▶ _EXERCISE OBJECTIVE_
Copy out each line featuring the string "image" from the entries beneath.
─── INPUT ───
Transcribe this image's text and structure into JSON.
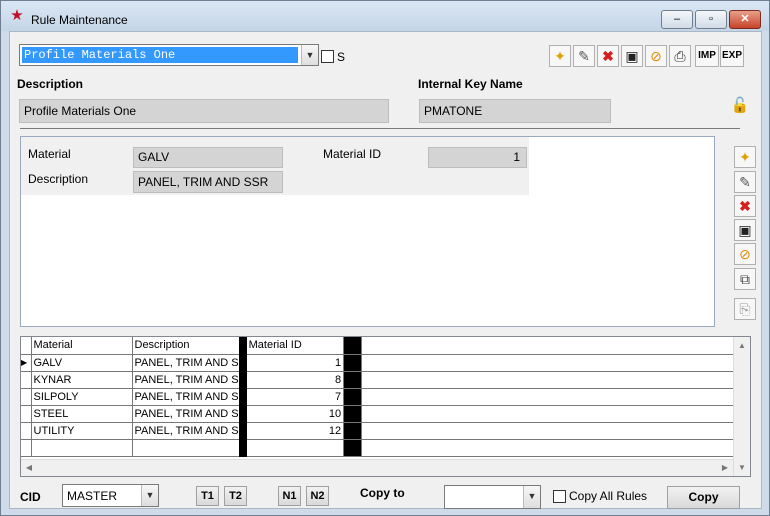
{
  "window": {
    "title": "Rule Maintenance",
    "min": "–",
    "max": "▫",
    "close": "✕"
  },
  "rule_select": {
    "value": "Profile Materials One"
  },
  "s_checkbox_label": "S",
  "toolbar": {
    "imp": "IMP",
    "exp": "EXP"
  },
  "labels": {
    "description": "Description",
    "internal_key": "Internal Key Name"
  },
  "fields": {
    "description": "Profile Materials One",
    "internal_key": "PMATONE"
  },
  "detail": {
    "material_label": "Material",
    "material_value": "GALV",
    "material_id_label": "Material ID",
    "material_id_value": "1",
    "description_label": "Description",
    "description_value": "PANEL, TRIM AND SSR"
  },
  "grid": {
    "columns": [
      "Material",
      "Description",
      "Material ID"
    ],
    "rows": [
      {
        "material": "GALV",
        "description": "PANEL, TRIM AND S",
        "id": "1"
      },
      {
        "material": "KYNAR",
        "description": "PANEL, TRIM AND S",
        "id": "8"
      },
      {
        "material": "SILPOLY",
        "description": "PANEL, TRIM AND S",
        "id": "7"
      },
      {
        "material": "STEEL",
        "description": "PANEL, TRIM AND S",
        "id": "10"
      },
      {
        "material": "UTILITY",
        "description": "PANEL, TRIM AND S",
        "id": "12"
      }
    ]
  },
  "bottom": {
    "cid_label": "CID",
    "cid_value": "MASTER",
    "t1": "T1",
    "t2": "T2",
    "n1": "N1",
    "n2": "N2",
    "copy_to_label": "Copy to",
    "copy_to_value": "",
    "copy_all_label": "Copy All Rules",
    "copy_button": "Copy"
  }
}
───
─── INPUT ───
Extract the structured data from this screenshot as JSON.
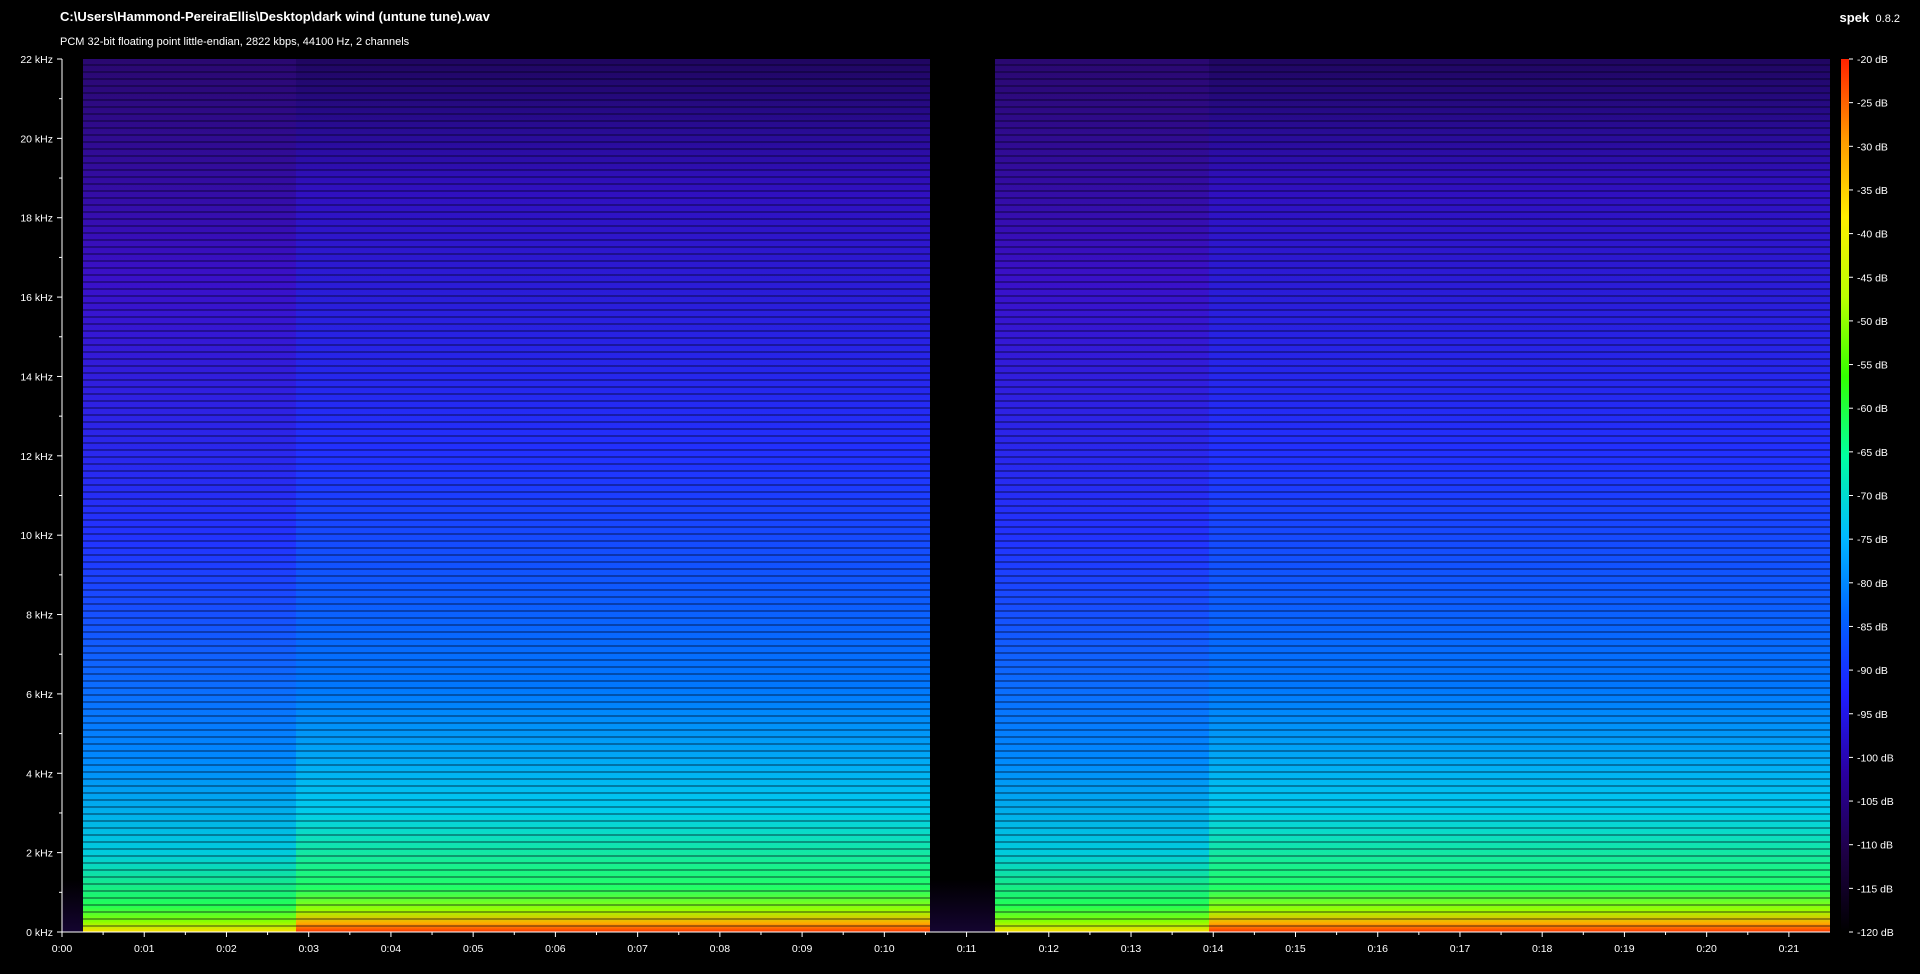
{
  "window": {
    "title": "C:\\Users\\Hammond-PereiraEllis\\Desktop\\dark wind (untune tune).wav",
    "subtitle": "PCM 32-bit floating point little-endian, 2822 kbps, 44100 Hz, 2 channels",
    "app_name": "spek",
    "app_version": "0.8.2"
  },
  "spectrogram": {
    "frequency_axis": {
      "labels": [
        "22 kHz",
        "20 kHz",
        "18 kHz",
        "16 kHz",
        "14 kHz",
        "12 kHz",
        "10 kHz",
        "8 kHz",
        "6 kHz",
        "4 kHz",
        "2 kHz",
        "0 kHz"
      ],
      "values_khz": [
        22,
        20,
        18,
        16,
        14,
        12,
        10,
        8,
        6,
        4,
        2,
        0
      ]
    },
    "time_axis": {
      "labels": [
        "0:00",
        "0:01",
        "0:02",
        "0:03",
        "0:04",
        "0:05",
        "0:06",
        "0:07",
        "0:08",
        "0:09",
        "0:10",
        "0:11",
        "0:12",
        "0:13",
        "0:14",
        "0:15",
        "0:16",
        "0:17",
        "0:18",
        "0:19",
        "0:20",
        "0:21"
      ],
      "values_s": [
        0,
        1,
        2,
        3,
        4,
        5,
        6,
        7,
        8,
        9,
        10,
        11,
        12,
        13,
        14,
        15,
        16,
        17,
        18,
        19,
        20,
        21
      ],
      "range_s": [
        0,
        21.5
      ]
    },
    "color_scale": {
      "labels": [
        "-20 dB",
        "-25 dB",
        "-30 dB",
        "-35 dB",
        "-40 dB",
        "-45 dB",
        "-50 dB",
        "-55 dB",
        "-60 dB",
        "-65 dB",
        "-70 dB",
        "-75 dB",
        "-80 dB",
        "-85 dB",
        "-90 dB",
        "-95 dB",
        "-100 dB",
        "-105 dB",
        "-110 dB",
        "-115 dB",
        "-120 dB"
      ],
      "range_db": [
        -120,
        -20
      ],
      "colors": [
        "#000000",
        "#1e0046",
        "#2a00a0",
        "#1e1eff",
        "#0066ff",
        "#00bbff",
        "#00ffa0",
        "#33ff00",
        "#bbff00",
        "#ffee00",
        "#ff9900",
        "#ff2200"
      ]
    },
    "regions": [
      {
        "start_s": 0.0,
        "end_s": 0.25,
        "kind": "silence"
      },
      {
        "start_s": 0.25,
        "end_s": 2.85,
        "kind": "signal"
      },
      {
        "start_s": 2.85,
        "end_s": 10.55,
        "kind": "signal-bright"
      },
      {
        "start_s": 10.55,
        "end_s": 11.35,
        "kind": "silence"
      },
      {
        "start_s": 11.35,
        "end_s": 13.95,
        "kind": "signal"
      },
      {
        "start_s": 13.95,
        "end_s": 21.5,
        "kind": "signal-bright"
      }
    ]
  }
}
───
─── INPUT ───
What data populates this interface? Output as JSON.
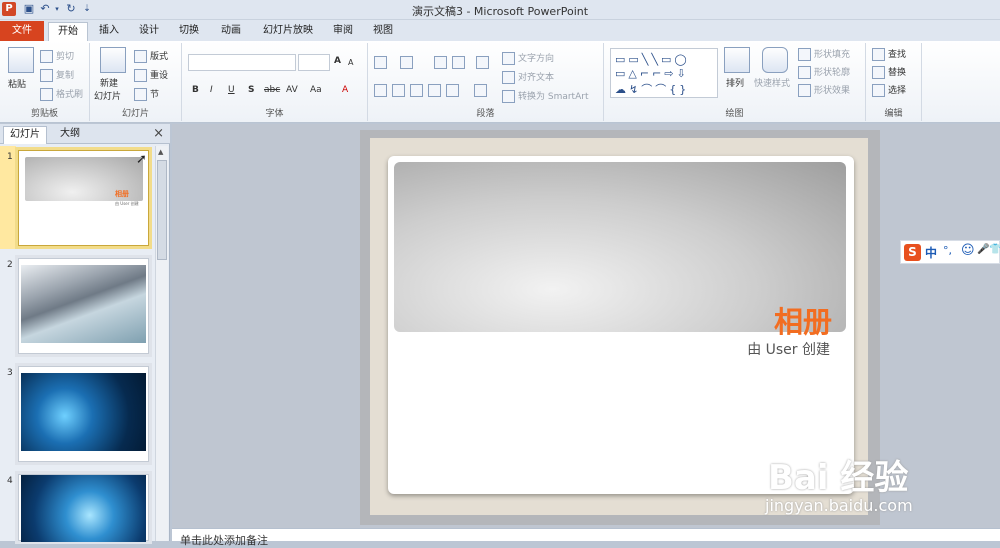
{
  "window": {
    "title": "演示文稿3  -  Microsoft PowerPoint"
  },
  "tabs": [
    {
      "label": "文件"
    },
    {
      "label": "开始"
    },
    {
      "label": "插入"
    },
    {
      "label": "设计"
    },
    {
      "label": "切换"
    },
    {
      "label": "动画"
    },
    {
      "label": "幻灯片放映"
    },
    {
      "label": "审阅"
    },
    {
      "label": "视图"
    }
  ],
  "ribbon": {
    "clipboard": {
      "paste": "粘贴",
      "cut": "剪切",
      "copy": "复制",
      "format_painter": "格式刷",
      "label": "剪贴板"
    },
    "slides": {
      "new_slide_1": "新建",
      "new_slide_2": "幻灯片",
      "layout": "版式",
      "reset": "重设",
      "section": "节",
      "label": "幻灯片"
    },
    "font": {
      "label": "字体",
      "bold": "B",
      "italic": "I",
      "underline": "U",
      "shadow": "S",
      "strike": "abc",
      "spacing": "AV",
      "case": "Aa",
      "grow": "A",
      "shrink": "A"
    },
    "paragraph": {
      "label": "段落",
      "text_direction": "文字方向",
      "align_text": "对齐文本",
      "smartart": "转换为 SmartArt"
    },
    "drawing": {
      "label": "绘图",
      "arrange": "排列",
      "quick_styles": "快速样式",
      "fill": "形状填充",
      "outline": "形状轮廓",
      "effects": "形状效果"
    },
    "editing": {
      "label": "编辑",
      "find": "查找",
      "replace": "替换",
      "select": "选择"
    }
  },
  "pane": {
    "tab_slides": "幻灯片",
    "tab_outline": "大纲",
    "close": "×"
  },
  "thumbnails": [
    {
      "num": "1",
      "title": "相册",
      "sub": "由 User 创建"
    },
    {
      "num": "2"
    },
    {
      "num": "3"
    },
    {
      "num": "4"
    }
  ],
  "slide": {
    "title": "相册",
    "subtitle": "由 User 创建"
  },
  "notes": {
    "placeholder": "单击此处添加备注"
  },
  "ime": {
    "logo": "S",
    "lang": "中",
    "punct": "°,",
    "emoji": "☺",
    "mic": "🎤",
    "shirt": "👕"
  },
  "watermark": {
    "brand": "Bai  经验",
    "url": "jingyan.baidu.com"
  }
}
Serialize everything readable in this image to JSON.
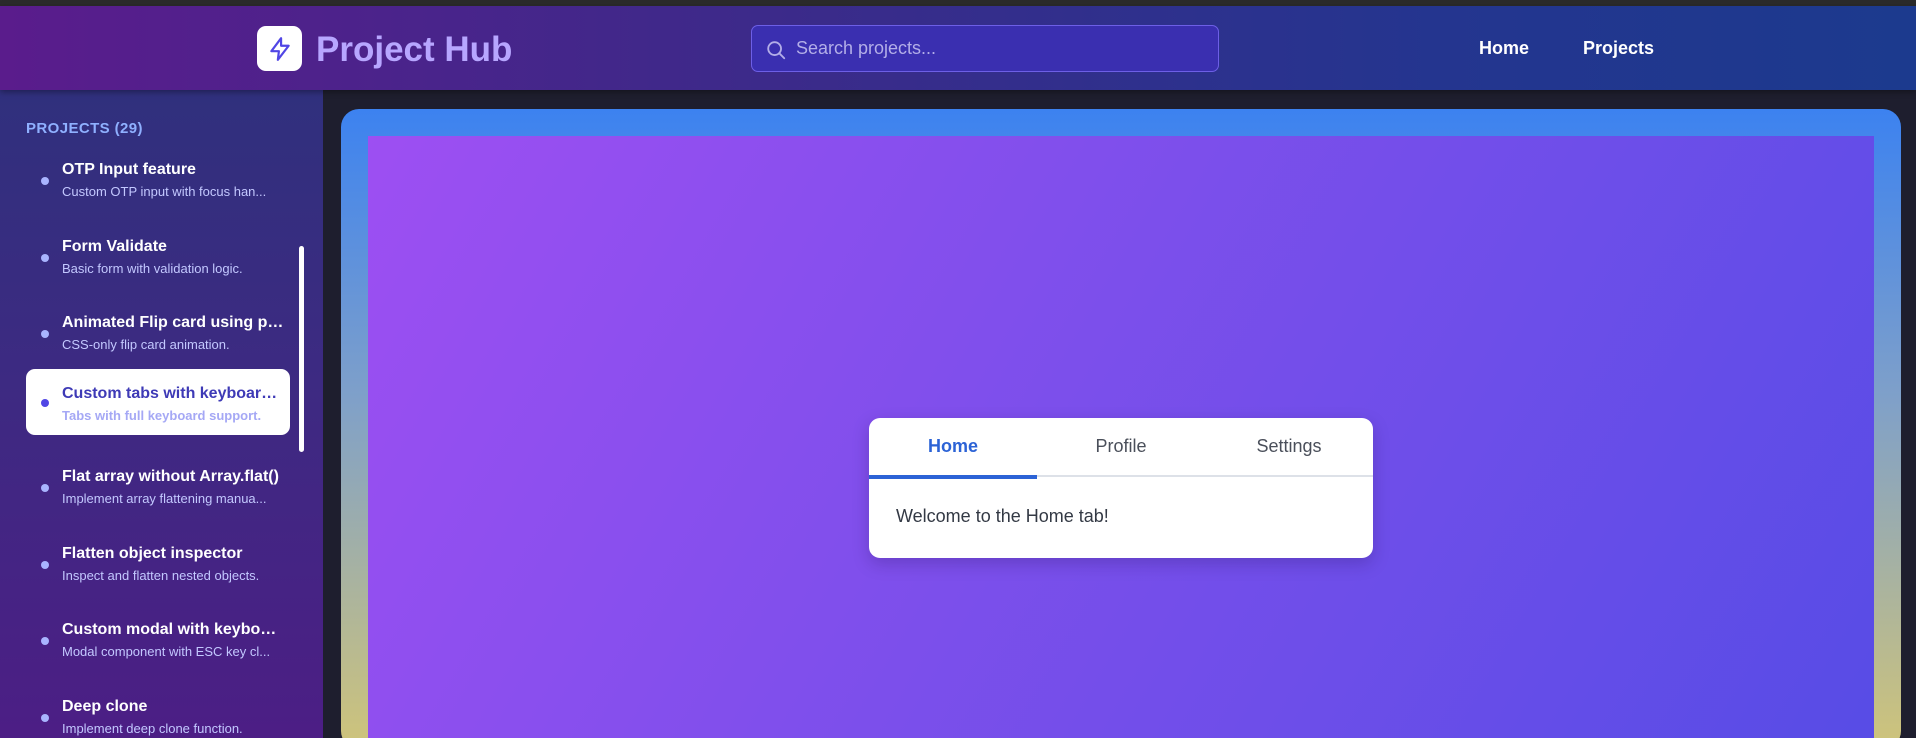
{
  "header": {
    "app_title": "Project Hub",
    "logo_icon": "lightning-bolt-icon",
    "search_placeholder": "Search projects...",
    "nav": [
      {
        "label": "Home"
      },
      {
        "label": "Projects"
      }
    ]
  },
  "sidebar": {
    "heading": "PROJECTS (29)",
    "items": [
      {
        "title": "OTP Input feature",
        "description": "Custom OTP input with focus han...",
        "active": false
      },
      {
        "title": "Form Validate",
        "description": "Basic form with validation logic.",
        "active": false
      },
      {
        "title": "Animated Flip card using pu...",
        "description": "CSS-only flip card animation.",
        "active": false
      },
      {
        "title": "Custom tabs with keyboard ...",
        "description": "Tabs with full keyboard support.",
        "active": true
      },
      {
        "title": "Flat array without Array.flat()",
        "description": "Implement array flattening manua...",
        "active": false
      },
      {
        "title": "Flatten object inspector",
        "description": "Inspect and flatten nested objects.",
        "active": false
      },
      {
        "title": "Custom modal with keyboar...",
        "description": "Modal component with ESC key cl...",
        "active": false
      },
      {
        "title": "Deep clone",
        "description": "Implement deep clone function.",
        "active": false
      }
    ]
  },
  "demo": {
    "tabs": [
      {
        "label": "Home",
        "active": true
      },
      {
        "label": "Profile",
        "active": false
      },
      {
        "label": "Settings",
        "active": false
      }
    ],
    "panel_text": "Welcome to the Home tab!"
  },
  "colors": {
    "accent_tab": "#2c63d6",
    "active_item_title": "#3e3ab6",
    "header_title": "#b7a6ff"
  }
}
───
▶ _RESPONSE BELOW_
Transcribe this image's text and structure into JSON.
Serialize everything readable in this image to JSON.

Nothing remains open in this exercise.